start Items

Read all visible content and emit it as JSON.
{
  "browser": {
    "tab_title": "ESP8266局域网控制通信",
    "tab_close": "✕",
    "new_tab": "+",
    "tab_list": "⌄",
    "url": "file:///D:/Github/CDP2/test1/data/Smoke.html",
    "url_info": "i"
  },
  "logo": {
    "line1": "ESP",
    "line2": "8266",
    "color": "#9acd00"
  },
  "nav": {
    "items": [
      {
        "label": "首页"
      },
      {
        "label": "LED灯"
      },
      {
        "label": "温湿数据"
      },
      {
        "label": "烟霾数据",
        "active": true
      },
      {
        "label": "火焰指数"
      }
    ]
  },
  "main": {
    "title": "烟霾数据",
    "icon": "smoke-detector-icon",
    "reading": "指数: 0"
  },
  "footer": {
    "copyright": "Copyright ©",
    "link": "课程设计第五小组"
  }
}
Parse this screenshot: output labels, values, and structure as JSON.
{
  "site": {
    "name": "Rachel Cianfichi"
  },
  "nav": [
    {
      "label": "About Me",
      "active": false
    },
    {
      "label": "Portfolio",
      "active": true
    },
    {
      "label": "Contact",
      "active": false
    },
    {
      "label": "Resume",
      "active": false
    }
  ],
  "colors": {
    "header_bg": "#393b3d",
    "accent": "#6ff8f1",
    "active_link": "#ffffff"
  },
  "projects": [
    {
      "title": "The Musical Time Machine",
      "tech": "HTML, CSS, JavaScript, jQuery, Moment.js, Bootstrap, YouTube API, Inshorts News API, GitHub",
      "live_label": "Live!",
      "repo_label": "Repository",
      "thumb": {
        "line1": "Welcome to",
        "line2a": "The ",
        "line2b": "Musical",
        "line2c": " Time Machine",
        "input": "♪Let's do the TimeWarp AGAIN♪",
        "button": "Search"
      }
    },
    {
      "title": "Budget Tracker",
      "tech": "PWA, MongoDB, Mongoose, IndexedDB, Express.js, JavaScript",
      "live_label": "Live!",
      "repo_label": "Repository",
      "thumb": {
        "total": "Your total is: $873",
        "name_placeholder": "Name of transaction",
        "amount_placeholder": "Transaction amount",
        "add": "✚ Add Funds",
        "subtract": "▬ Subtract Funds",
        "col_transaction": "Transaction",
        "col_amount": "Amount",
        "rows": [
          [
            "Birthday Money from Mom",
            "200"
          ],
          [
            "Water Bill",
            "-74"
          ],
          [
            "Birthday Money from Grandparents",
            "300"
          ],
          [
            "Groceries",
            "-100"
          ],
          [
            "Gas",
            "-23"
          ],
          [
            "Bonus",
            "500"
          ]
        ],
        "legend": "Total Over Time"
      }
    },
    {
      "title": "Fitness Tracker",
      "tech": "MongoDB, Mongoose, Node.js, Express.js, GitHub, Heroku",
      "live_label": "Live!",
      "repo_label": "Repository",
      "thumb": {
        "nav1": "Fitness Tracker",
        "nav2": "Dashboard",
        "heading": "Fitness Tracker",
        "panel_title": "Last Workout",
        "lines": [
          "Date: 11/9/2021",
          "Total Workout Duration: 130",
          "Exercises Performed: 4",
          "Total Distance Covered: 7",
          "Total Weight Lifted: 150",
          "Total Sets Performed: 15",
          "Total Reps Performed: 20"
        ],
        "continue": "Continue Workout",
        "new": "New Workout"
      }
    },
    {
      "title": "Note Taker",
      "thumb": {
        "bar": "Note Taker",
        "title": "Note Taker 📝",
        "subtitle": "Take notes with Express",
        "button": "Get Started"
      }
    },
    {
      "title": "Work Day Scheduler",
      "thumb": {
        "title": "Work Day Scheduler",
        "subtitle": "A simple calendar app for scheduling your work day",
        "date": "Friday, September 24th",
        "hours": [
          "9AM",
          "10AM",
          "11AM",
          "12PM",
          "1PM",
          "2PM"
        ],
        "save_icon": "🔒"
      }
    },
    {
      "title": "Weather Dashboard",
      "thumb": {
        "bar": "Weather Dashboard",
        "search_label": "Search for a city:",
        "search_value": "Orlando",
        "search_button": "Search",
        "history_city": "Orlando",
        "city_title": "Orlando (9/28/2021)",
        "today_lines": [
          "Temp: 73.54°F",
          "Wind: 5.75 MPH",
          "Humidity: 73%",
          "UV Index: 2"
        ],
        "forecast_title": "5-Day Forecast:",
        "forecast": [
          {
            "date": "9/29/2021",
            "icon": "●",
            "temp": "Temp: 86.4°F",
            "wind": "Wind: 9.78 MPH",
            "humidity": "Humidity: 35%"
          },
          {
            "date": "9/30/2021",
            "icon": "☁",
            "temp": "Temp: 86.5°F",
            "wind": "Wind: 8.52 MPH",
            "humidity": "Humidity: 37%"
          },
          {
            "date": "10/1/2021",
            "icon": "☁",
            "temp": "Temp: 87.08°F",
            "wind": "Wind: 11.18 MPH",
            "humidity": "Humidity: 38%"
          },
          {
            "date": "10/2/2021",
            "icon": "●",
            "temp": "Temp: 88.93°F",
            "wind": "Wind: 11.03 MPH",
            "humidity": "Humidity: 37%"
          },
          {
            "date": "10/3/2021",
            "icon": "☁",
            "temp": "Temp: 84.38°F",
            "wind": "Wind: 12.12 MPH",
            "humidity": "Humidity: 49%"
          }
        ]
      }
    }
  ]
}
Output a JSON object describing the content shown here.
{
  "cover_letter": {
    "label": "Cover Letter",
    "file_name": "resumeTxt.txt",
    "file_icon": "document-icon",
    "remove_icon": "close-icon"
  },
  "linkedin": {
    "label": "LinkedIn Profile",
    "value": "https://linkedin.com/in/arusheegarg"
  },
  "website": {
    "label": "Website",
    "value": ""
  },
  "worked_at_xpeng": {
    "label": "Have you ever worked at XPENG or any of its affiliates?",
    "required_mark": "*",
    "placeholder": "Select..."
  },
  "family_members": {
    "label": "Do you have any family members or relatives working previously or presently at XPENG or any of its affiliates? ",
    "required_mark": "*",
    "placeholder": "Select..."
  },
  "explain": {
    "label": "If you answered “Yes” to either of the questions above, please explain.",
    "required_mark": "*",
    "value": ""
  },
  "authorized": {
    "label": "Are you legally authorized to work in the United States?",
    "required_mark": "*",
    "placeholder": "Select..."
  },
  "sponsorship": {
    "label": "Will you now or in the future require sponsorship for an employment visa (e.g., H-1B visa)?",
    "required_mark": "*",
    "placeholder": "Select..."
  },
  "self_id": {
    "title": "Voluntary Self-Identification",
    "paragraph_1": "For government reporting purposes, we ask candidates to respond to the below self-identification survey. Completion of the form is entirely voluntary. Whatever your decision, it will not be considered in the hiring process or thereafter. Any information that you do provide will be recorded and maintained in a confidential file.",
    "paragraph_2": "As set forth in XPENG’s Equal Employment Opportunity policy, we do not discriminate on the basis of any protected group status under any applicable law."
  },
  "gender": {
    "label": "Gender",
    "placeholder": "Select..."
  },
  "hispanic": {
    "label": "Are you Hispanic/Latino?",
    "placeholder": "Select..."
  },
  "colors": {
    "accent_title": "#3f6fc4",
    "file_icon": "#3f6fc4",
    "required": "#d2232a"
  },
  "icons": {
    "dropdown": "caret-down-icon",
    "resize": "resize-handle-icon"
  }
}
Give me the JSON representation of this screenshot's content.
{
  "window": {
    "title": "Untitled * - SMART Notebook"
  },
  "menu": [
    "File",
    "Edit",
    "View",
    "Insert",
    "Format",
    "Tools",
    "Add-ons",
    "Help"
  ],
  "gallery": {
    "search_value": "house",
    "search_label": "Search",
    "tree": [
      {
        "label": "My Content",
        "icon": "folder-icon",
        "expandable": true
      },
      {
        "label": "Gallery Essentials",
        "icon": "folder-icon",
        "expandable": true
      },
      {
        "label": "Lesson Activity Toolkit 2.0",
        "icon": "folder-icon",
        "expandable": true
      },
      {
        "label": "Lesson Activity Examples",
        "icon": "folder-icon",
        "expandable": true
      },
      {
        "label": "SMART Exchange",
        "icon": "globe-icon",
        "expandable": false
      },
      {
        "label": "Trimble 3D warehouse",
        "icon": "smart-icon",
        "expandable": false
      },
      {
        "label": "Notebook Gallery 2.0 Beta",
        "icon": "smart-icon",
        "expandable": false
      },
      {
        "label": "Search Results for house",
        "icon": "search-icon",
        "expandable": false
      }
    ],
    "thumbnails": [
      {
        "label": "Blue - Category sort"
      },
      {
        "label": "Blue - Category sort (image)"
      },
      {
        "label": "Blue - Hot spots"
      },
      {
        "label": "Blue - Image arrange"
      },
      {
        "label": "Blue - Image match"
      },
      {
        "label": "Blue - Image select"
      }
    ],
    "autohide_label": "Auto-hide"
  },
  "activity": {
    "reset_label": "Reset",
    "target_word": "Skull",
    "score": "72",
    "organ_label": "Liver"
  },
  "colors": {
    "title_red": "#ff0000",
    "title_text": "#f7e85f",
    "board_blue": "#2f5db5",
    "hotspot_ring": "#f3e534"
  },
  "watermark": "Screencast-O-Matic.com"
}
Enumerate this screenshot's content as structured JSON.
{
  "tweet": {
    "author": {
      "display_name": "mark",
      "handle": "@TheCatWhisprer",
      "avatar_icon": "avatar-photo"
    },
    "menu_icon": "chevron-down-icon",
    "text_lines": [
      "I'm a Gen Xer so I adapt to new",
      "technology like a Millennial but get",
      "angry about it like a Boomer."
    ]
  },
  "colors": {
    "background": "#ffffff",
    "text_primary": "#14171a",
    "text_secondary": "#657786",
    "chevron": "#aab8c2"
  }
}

end Items

Search the records for the word "Workout". Copy every line that has it.

__Complete answer__:
        "panel_title": "Last Workout",
          "Total Workout Duration: 130",
        "continue": "Continue Workout",
        "new": "New Workout"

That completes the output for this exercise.